*WHAT IS ASKED*: Format the lines below as a JSON list of strings, with one string for each line and any blank lines left out.

*PROVIDED ENTRIES*:
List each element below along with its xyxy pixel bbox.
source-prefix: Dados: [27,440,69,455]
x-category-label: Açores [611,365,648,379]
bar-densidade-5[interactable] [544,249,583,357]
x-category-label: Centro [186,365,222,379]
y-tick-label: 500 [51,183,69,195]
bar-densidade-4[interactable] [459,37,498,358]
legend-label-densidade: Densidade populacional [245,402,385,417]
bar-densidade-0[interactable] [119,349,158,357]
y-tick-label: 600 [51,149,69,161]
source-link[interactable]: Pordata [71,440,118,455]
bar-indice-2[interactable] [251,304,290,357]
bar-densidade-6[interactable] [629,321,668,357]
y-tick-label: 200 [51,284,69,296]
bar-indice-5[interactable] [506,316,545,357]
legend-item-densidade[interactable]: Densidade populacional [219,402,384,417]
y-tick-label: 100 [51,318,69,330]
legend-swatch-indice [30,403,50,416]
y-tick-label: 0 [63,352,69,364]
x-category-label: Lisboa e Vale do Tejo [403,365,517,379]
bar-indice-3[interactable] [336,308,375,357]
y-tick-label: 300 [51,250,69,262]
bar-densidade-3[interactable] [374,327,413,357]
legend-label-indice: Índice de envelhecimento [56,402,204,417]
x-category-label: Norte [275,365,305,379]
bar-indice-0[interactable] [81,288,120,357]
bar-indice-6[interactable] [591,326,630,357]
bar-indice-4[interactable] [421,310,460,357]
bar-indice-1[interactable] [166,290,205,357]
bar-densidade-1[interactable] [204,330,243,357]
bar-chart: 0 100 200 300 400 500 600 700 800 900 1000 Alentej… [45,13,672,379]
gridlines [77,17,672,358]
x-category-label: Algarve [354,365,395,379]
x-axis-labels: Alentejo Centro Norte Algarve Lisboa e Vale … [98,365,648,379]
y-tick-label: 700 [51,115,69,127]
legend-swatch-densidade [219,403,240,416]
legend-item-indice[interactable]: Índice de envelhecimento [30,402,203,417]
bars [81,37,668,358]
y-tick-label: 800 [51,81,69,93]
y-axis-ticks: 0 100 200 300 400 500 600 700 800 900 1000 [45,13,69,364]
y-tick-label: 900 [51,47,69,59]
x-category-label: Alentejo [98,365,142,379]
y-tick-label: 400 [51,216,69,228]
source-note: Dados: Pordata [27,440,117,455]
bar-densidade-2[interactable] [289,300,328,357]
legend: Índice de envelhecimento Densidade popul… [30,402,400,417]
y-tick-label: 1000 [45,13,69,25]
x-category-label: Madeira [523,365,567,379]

*EXERCISE RESULT*:
[
  "List each element below along with its xyxy pixel bbox.",
  "source-prefix: Dados: [27,440,69,455]",
  "x-category-label: Açores [611,365,648,379]",
  "bar-densidade-5[interactable] [544,249,583,357]",
  "x-category-label: Centro [186,365,222,379]",
  "y-tick-label: 500 [51,183,69,195]",
  "bar-densidade-4[interactable] [459,37,498,358]",
  "legend-label-densidade: Densidade populacional [245,402,385,417]",
  "bar-densidade-0[interactable] [119,349,158,357]",
  "y-tick-label: 600 [51,149,69,161]",
  "source-link[interactable]: Pordata [71,440,118,455]",
  "bar-indice-2[interactable] [251,304,290,357]",
  "bar-densidade-6[interactable] [629,321,668,357]",
  "y-tick-label: 200 [51,284,69,296]",
  "bar-indice-5[interactable] [506,316,545,357]",
  "legend-item-densidade[interactable]: Densidade populacional [219,402,384,417]",
  "y-tick-label: 100 [51,318,69,330]",
  "legend-swatch-indice [30,403,50,416]",
  "y-tick-label: 0 [63,352,69,364]",
  "x-category-label: Lisboa e Vale do Tejo [403,365,517,379]",
  "bar-indice-3[interactable] [336,308,375,357]",
  "y-tick-label: 300 [51,250,69,262]",
  "bar-densidade-3[interactable] [374,327,413,357]",
  "legend-label-indice: Índice de envelhecimento [56,402,204,417]",
  "x-category-label: Norte [275,365,305,379]",
  "bar-indice-0[interactable] [81,288,120,357]",
  "bar-indice-6[interactable] [591,326,630,357]",
  "bar-indice-4[interactable] [421,310,460,357]",
  "bar-indice-1[interactable] [166,290,205,357]",
  "bar-densidade-1[interactable] [204,330,243,357]",
  "bar-chart: 0 100 200 300 400 500 600 700 800 900 1000 Alentej… [45,13,672,379]",
  "gridlines [77,17,672,358]",
  "x-category-label: Algarve [354,365,395,379]",
  "x-axis-labels: Alentejo Centro Norte Algarve Lisboa e Vale … [98,365,648,379]",
  "y-tick-label: 700 [51,115,69,127]",
  "legend-swatch-densidade [219,403,240,416]",
  "legend-item-indice[interactable]: Índice de envelhecimento [30,402,203,417]",
  "bars [81,37,668,358]",
  "y-tick-label: 800 [51,81,69,93]",
  "y-axis-ticks: 0 100 200 300 400 500 600 700 800 900 1000 [45,13,69,364]",
  "y-tick-label: 900 [51,47,69,59]",
  "x-category-label: Alentejo [98,365,142,379]",
  "y-tick-label: 400 [51,216,69,228]",
  "source-note: Dados: Pordata [27,440,117,455]",
  "bar-densidade-2[interactable] [289,300,328,357]",
  "legend: Índice de envelhecimento Densidade popul… [30,402,400,417]",
  "y-tick-label: 1000 [45,13,69,25]",
  "x-category-label: Madeira [523,365,567,379]"
]